GIVEN EXERCISE => Copy the data that follows, character for character, minus the pictures.
** Start MATERIAL **
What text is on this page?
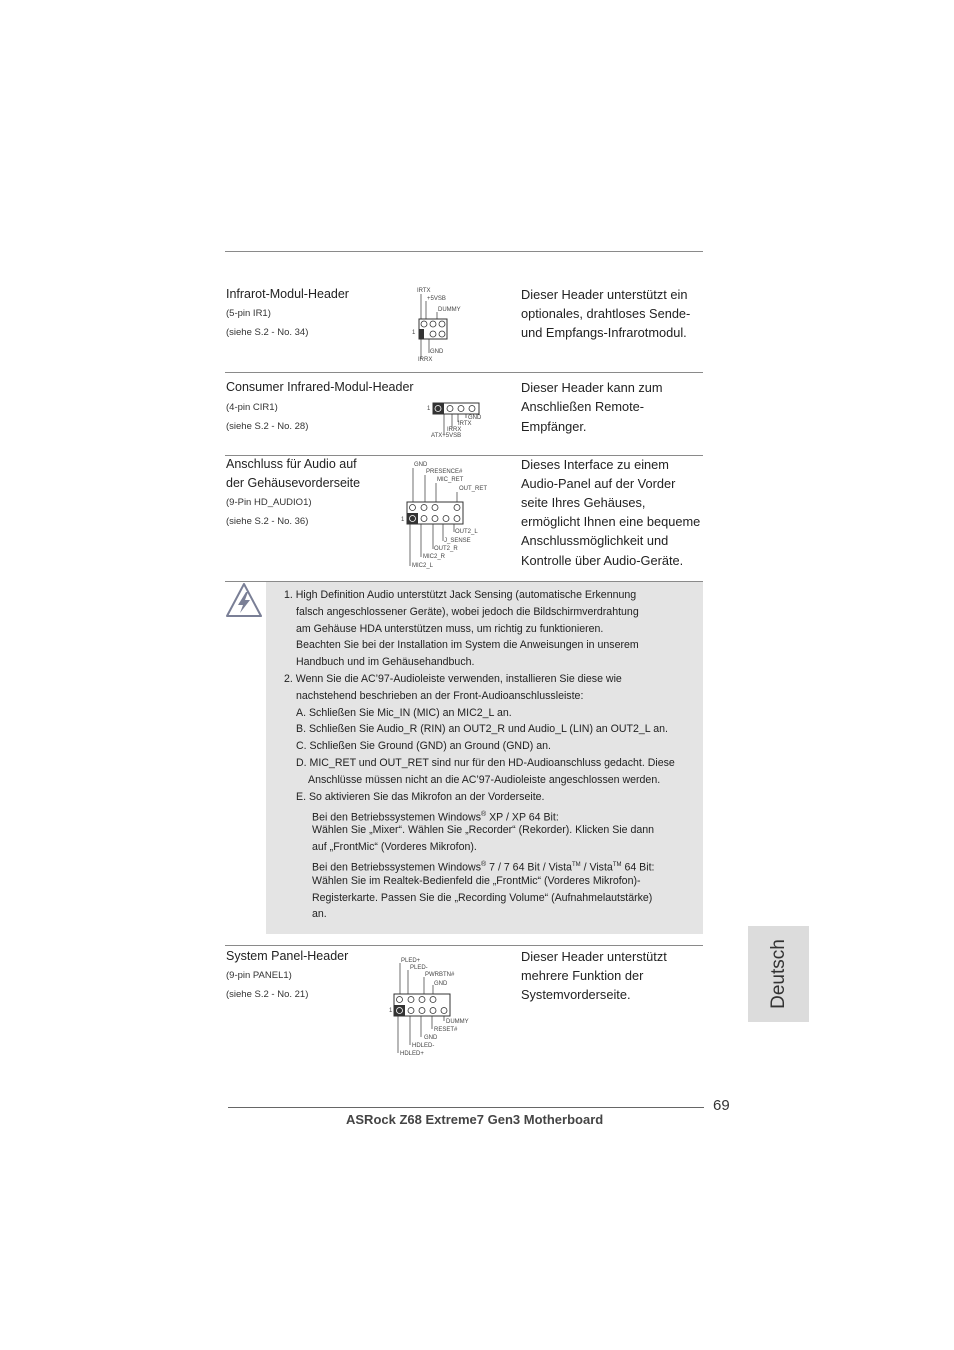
Infrarot-Modul-Header
(5-pin IR1)
(siehe S.2 - No. 34)
Dieser Header unterstützt ein
optionales, drahtloses Sende-
und Empfangs-Infrarotmodul.
IRTX
+5VSB
DUMMY
1
GND
IRRX
Consumer Infrared-Modul-Header
(4-pin CIR1)
(siehe S.2 - No. 28)
Dieser Header kann zum
Anschließen Remote-
Empfänger.
1
GND
IRTX
IRRX
ATX+5VSB
Anschluss für Audio auf
der Gehäusevorderseite
(9-Pin HD_AUDIO1)
(siehe S.2 - No. 36)
Dieses Interface zu einem
Audio-Panel auf der Vorder
seite Ihres Gehäuses,
ermöglicht Ihnen eine bequeme
Anschlussmöglichkeit und
Kontrolle über Audio-Geräte.
GND
PRESENCE#
MIC_RET
OUT_RET
1
OUT2_L
J_SENSE
OUT2_R
MIC2_R
MIC2_L
1. High Definition Audio unterstützt Jack Sensing (automatische Erkennung
falsch angeschlossener Geräte), wobei jedoch die Bildschirmverdrahtung
am Gehäuse HDA unterstützen muss, um richtig zu funktionieren.
Beachten Sie bei der Installation im System die Anweisungen in unserem
Handbuch und im Gehäusehandbuch.
2. Wenn Sie die AC’97-Audioleiste verwenden, installieren Sie diese wie
nachstehend beschrieben an der Front-Audioanschlussleiste:
A. Schließen Sie Mic_IN (MIC) an MIC2_L an.
B. Schließen Sie Audio_R (RIN) an OUT2_R und Audio_L (LIN) an OUT2_L an.
C. Schließen Sie Ground (GND) an Ground (GND) an.
D. MIC_RET und OUT_RET sind nur für den HD-Audioanschluss gedacht. Diese
Anschlüsse müssen nicht an die AC’97-Audioleiste angeschlossen werden.
E. So aktivieren Sie das Mikrofon an der Vorderseite.
Bei den Betriebssystemen Windows® XP / XP 64 Bit:
Wählen Sie „Mixer“. Wählen Sie „Recorder“ (Rekorder). Klicken Sie dann
auf „FrontMic“ (Vorderes Mikrofon).
Bei den Betriebssystemen Windows® 7 / 7 64 Bit / Vista™ / Vista™ 64 Bit:
Wählen Sie im Realtek-Bedienfeld die „FrontMic“ (Vorderes Mikrofon)-
Registerkarte. Passen Sie die „Recording Volume“ (Aufnahmelautstärke)
an.
System Panel-Header
(9-pin PANEL1)
(siehe S.2 - No. 21)
Dieser Header unterstützt
mehrere Funktion der
Systemvorderseite.
PLED+
PLED-
PWRBTN#
GND
1
DUMMY
RESET#
GND
HDLED-
HDLED+
Deutsch
69
ASRock Z68 Extreme7 Gen3 Motherboard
** End MATERIAL **
OUTPUT FOR THIS TASK =>
What text is on this page?
Infrarot-Modul-Header
(5-pin IR1)
(siehe S.2 - No. 34)
Dieser Header unterstützt ein
optionales, drahtloses Sende-
und Empfangs-Infrarotmodul.
IRTX
+5VSB
DUMMY
1
GND
IRRX
Consumer Infrared-Modul-Header
(4-pin CIR1)
(siehe S.2 - No. 28)
Dieser Header kann zum
Anschließen Remote-
Empfänger.
1
GND
IRTX
IRRX
ATX+5VSB
Anschluss für Audio auf
der Gehäusevorderseite
(9-Pin HD_AUDIO1)
(siehe S.2 - No. 36)
Dieses Interface zu einem
Audio-Panel auf der Vorder
seite Ihres Gehäuses,
ermöglicht Ihnen eine bequeme
Anschlussmöglichkeit und
Kontrolle über Audio-Geräte.
GND
PRESENCE#
MIC_RET
OUT_RET
1
OUT2_L
J_SENSE
OUT2_R
MIC2_R
MIC2_L
1. High Definition Audio unterstützt Jack Sensing (automatische Erkennung
falsch angeschlossener Geräte), wobei jedoch die Bildschirmverdrahtung
am Gehäuse HDA unterstützen muss, um richtig zu funktionieren.
Beachten Sie bei der Installation im System die Anweisungen in unserem
Handbuch und im Gehäusehandbuch.
2. Wenn Sie die AC’97-Audioleiste verwenden, installieren Sie diese wie
nachstehend beschrieben an der Front-Audioanschlussleiste:
A. Schließen Sie Mic_IN (MIC) an MIC2_L an.
B. Schließen Sie Audio_R (RIN) an OUT2_R und Audio_L (LIN) an OUT2_L an.
C. Schließen Sie Ground (GND) an Ground (GND) an.
D. MIC_RET und OUT_RET sind nur für den HD-Audioanschluss gedacht. Diese
Anschlüsse müssen nicht an die AC’97-Audioleiste angeschlossen werden.
E. So aktivieren Sie das Mikrofon an der Vorderseite.
Bei den Betriebssystemen Windows® XP / XP 64 Bit:
Wählen Sie „Mixer“. Wählen Sie „Recorder“ (Rekorder). Klicken Sie dann
auf „FrontMic“ (Vorderes Mikrofon).
Bei den Betriebssystemen Windows® 7 / 7 64 Bit / Vista™ / Vista™ 64 Bit:
Wählen Sie im Realtek-Bedienfeld die „FrontMic“ (Vorderes Mikrofon)-
Registerkarte. Passen Sie die „Recording Volume“ (Aufnahmelautstärke)
an.
System Panel-Header
(9-pin PANEL1)
(siehe S.2 - No. 21)
Dieser Header unterstützt
mehrere Funktion der
Systemvorderseite.
PLED+
PLED-
PWRBTN#
GND
1
DUMMY
RESET#
GND
HDLED-
HDLED+
Deutsch
69
ASRock Z68 Extreme7 Gen3 Motherboard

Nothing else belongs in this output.